## begin PAGE TEXT

All of lore.kernel.org
 help / color / mirror / Atom feed
* [PATCH] Remove MSI IRQ storms prevention logic
@ 2011-07-15  2:44 Haitao Shan
  0 siblings, 0 replies; only message in thread
From: Haitao Shan @ 2011-07-15  2:44 UTC (permalink / raw)
  To: Keir Fraser; +Cc: xen-devel

[-- Attachment #1: Type: text/plain, Size: 8510 bytes --]

Hi, Keir,

The attached patch removes the unneeded MSI IRQ prevention logic.

The reason is:
1. The logic has negative impact on 10G NIC performance (assigned to
guest) by lowering the interrupt frequency that Xen can handle.
2. Xen already has IRQ rate limit logic, which can also help to
prevent IRQ storms.

Signed-off-by:          Shan Haitao <haitao.shan@intel.com>

diff -r 00d2c5ca26fd xen/arch/x86/hvm/vlapic.c
--- a/xen/arch/x86/hvm/vlapic.c	Fri Jul 08 18:35:24 2011 +0100
+++ b/xen/arch/x86/hvm/vlapic.c	Thu Jul 14 23:32:38 2011 +0800
@@ -400,8 +400,6 @@ void vlapic_EOI_set(struct vlapic *vlapi

     if ( vlapic_test_and_clear_vector(vector, &vlapic->regs->data[APIC_TMR]) )

## end PAGE TEXT

■ **TASK INSTRUCTIONS**:
**1.** List every date-and-time stamp in the patch email, one per line, in the form the text gives it.
**2.** Answer these questions from the patch email, one per line:
(a) What is the size of the attachment?
(b) Who receives a copy of the message besides the main recipient?
(c) What does the logic lower, according to the first reason given?
**3.** From the patch email, extract the part that opens with the words containing "[-- Attachment #1: Type: text/plain, Size: 8510" and closes with "prevent IRQ storms.".

## begin INFORMATION GIVEN

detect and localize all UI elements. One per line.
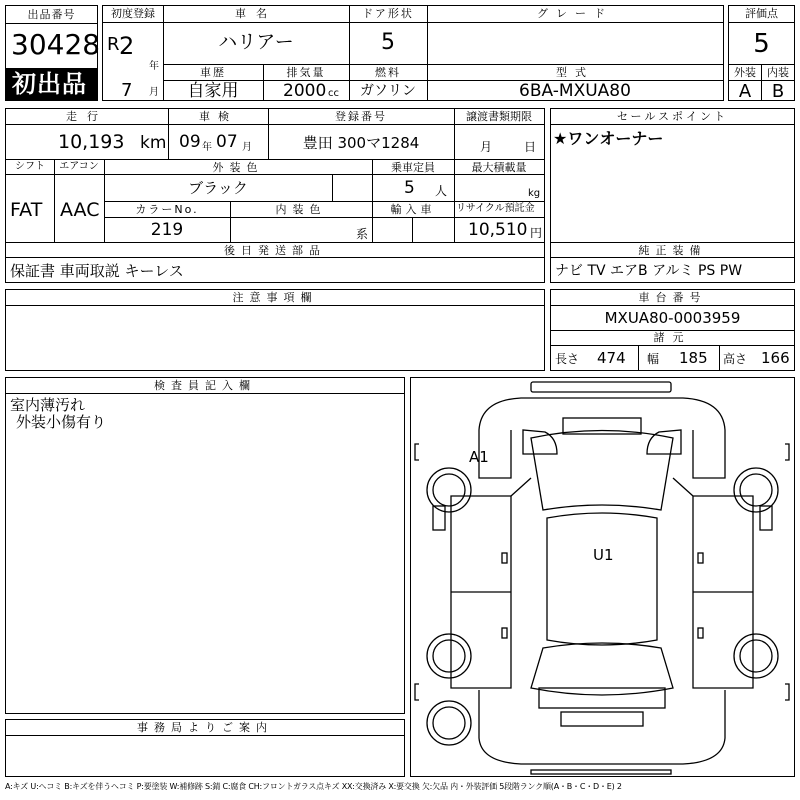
notes-header: 注意事項欄 — [232, 291, 318, 304]
lot-number-box — [5, 5, 101, 101]
capacity-unit: 人 — [435, 184, 448, 198]
door-count: 5 — [381, 30, 395, 55]
height-value: 166 — [761, 349, 790, 367]
damage-diagram — [410, 377, 795, 777]
mileage-value: 10,193 — [58, 131, 125, 153]
first-reg-header: 初度登録 — [111, 7, 155, 20]
notes-block — [5, 289, 545, 371]
shift-value: FAT — [10, 199, 43, 221]
car-name: ハリアー — [218, 31, 294, 53]
recycle-header: リサイクル預託金 — [456, 203, 535, 214]
chassis-block — [550, 289, 795, 371]
recycle-value: 10,510 — [468, 220, 528, 240]
model-header: 型式 — [556, 66, 594, 79]
ext-color-value: ブラック — [188, 179, 248, 197]
int-color-header: 内装色 — [275, 203, 327, 216]
transfer-header: 譲渡書類期限 — [466, 110, 532, 123]
office-block — [5, 719, 405, 777]
score-block — [728, 5, 795, 101]
import-header: 輸入車 — [390, 203, 436, 216]
first-reg-month-unit: 月 — [149, 87, 159, 98]
recycle-unit: 円 — [530, 226, 543, 240]
transfer-day-unit: 日 — [524, 140, 537, 154]
overall-score: 5 — [753, 29, 770, 59]
equipment-header: 純正装備 — [638, 244, 707, 257]
office-header: 事務局よりご案内 — [137, 721, 273, 734]
width-value: 185 — [679, 349, 708, 367]
fuel-header: 燃料 — [375, 66, 401, 79]
length-label: 長さ — [555, 352, 580, 366]
first-reg-year-unit: 年 — [149, 61, 159, 72]
first-reg-month: 7 — [121, 80, 133, 101]
sales-point-value: ★ワンオーナー — [553, 129, 664, 148]
damage-legend: A:キズ U:ヘコミ B:キズを伴うヘコミ P:要塗装 W:補修跡 S:錆 C:腐食 CH:フロントガラス点キズ XX:交換済み X:要交換 欠:欠品 内・外装評価 5段階ランク順(A・B・C・D・E) 2 — [5, 782, 622, 791]
exterior-header: 外装 — [734, 66, 756, 79]
chassis-header: 車台番号 — [638, 291, 707, 304]
ext-color-header: 外装色 — [212, 161, 264, 174]
displacement-header: 排気量 — [286, 66, 326, 79]
details-block — [5, 108, 545, 283]
grade-header: グレード — [537, 7, 613, 20]
first-listing-label: 初出品 — [12, 70, 87, 98]
max-load-header: 最大積載量 — [471, 161, 527, 174]
displacement-unit: cc — [328, 88, 339, 99]
reg-no-header: 登録番号 — [335, 110, 387, 123]
first-reg-year: 2 — [119, 32, 135, 60]
inspector-header: 検査員記入欄 — [154, 379, 256, 392]
exterior-score: A — [738, 81, 752, 102]
mileage-unit: km — [140, 133, 167, 153]
car-outline-diagram — [411, 378, 794, 776]
aircon-header: エアコン — [59, 161, 99, 172]
dims-header: 諸元 — [653, 331, 692, 344]
inspection-header: 車検 — [199, 110, 237, 123]
int-color-unit: 系 — [356, 227, 369, 241]
later-parts-value: 保証書 車両取説 キーレス — [10, 262, 184, 280]
front-left-damage-mark: A1 — [469, 448, 489, 466]
fuel-value: ガソリン — [360, 83, 416, 99]
car-name-header: 車名 — [235, 7, 277, 20]
equipment-value: ナビ TV エアB アルミ PS PW — [555, 263, 743, 279]
roof-damage-mark: U1 — [593, 546, 614, 564]
later-parts-header: 後日発送部品 — [224, 244, 326, 257]
inspector-note-2: 外装小傷有り — [16, 413, 107, 431]
lot-number-header: 出品番号 — [27, 8, 76, 21]
displacement-value: 2000 — [283, 81, 327, 101]
color-no-value: 219 — [150, 220, 184, 240]
chassis-number: MXUA80-0003959 — [604, 309, 741, 327]
history-value: 自家用 — [187, 81, 239, 101]
interior-header: 内装 — [767, 66, 789, 79]
height-label: 高さ — [723, 352, 748, 366]
reg-no-value: 豊田 300マ1284 — [302, 134, 420, 152]
first-reg-era: R — [107, 34, 120, 55]
inspection-month-unit: 月 — [242, 142, 252, 153]
first-listing-badge — [6, 68, 97, 100]
width-label: 幅 — [647, 352, 660, 366]
lot-number: 30428 — [11, 28, 101, 61]
interior-score: B — [771, 81, 785, 102]
vehicle-info-block — [102, 5, 724, 101]
sales-point-header: セールスポイント — [616, 110, 728, 123]
inspector-note-1: 室内薄汚れ — [10, 396, 86, 414]
transfer-month-unit: 月 — [480, 140, 493, 154]
inspection-year: 09 — [179, 132, 201, 152]
max-load-unit: kg — [528, 188, 541, 199]
shift-header: シフト — [15, 161, 45, 172]
length-value: 474 — [597, 349, 626, 367]
capacity-header: 乗車定員 — [391, 161, 435, 174]
door-header: ドア形状 — [362, 7, 414, 20]
inspection-year-unit: 年 — [202, 142, 212, 153]
aircon-value: AAC — [60, 199, 100, 221]
capacity-value: 5 — [404, 178, 415, 198]
history-header: 車歴 — [200, 66, 226, 79]
mileage-header: 走行 — [66, 110, 108, 123]
inspector-block — [5, 377, 405, 714]
color-no-header: カラーNo. — [135, 203, 199, 216]
sales-point-block — [550, 108, 795, 283]
score-header: 評価点 — [745, 7, 778, 20]
inspection-month: 07 — [216, 132, 238, 152]
model-value: 6BA-MXUA80 — [519, 81, 631, 101]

## end INFORMATION GIVEN

■ **EXERCISE SOLUTIONS**:
**1.**
2011-07-15  2:44
2011-07-15  2:44 UTC
Fri Jul 08 18:35:24 2011 +0100
Thu Jul 14 23:32:38 2011 +0800

**2.**
(a) 8510 bytes
(b) xen-devel
(c) The interrupt frequency that Xen can handle.

**3.**
[-- Attachment #1: Type: text/plain, Size: 8510 bytes --]

Hi, Keir,

The attached patch removes the unneeded MSI IRQ prevention logic.

The reason is:
1. The logic has negative impact on 10G NIC performance (assigned to
guest) by lowering the interrupt frequency that Xen can handle.
2. Xen already has IRQ rate limit logic, which can also help to
prevent IRQ storms.